### EXERCISE TASK
Keep only the lines of the data below that contain "Find", and copy them.

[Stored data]
..........

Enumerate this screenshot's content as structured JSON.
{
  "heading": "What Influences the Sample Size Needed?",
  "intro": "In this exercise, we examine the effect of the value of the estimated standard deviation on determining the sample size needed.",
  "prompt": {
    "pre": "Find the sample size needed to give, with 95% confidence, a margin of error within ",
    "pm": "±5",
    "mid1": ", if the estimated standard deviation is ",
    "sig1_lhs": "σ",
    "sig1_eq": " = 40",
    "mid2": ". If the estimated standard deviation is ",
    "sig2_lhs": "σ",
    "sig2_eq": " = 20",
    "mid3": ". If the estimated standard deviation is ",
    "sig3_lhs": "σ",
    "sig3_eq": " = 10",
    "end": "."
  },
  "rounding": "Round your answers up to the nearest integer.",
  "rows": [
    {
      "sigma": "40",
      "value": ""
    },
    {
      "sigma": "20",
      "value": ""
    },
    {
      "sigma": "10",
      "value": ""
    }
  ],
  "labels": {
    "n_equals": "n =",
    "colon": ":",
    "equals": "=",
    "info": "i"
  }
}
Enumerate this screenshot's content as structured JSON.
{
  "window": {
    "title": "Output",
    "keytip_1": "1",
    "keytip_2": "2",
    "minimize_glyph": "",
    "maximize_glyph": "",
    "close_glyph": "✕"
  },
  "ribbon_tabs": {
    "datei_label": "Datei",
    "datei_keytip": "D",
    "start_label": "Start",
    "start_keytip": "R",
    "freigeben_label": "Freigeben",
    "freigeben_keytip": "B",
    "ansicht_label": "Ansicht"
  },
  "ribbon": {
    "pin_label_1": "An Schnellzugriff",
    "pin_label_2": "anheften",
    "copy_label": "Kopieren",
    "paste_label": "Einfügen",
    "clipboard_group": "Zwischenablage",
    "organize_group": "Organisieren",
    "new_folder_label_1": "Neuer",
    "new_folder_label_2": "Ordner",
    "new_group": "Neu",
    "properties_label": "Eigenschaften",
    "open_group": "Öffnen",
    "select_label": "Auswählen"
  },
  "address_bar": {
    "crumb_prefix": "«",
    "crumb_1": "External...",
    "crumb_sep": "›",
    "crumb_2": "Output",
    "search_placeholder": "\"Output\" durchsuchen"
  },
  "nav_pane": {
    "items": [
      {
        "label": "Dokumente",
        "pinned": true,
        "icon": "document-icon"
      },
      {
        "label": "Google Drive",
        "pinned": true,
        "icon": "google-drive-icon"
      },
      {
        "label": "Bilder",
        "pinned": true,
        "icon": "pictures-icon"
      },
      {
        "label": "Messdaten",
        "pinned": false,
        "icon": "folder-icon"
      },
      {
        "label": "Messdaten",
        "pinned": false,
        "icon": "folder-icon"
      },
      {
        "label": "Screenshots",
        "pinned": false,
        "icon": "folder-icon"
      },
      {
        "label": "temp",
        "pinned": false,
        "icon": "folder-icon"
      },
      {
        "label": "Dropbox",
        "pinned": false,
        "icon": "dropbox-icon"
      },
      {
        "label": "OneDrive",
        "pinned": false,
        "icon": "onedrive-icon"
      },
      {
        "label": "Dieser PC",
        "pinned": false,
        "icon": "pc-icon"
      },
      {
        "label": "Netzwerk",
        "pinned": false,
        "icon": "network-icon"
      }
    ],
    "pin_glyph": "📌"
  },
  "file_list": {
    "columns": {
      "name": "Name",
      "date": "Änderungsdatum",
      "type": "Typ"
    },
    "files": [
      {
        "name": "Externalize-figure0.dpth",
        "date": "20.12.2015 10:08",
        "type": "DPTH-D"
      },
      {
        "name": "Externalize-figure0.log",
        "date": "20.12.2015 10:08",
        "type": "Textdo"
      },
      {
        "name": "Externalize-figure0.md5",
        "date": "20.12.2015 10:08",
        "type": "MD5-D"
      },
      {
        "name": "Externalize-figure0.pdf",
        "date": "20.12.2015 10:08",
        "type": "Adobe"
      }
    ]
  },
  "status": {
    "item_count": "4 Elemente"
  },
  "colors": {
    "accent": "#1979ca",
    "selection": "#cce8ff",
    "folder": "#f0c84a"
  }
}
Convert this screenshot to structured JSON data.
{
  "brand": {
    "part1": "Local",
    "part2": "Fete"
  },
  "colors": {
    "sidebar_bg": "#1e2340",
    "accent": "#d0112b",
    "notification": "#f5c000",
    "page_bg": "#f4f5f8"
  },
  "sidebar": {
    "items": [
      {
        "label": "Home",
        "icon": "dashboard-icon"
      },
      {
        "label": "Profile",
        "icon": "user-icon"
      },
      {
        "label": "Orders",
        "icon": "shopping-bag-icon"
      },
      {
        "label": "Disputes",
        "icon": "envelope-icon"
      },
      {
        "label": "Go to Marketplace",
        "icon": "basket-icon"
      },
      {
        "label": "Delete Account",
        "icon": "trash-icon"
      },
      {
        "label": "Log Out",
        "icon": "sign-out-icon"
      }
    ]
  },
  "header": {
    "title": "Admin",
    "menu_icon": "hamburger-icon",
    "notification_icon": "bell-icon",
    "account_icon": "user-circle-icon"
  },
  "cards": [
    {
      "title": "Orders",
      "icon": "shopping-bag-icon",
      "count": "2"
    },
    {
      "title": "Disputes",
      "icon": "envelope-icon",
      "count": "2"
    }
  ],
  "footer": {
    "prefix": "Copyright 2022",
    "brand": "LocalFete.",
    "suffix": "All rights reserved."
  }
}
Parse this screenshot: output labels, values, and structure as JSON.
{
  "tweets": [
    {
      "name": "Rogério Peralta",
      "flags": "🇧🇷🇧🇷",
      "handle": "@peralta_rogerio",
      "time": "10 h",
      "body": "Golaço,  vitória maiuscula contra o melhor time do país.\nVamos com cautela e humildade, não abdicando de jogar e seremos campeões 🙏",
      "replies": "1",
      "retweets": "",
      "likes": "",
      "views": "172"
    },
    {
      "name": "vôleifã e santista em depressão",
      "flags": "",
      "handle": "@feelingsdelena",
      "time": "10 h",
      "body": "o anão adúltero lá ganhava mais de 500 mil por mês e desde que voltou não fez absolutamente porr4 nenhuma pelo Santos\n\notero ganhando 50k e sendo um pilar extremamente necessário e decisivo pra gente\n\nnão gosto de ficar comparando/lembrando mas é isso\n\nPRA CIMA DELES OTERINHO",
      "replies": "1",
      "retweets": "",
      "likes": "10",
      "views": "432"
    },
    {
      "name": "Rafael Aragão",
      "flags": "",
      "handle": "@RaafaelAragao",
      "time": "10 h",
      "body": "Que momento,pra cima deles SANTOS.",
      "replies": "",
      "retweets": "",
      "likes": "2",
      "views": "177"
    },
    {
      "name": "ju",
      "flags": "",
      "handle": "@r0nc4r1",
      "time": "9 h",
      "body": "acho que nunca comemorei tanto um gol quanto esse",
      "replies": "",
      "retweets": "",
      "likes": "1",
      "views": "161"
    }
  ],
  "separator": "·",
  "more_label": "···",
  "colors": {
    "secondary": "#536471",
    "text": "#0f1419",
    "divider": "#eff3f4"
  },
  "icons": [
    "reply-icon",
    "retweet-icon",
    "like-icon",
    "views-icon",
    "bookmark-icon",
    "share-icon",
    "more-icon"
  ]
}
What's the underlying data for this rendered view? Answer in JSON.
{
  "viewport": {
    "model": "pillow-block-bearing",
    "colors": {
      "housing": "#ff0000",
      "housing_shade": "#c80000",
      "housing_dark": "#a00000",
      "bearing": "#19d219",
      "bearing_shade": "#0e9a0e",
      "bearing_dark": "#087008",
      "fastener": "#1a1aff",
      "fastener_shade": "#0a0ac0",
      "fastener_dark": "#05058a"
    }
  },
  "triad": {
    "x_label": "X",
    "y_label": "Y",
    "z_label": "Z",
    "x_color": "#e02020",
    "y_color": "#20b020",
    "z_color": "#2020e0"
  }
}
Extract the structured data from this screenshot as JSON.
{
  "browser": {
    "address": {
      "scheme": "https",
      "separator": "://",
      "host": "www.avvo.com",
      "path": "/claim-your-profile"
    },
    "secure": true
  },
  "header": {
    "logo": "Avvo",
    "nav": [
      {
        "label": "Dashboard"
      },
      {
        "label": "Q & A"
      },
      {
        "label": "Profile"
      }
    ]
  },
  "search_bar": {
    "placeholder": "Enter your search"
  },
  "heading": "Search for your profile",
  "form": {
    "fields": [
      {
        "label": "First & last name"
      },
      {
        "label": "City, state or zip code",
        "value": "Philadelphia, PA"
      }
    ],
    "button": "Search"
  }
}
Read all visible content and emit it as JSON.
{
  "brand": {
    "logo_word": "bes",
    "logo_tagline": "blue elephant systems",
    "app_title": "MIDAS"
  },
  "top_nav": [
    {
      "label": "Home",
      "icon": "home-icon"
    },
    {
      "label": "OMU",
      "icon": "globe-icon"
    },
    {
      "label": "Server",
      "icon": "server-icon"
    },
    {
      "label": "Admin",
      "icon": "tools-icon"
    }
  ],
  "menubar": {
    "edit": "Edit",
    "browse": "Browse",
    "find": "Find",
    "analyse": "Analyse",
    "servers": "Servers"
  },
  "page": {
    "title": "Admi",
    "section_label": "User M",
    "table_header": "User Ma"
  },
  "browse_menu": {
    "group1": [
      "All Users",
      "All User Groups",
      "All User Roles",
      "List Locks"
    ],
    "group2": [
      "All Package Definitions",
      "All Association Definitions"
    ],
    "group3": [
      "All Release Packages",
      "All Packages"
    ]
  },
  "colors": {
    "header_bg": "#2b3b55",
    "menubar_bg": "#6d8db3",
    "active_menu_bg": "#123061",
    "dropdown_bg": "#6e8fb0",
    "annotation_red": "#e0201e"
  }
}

..........

### FINAL RESULT
    "pre": "Find the sample size needed to give, with 95% confidence, a margin of error within ",
    "find": "Find",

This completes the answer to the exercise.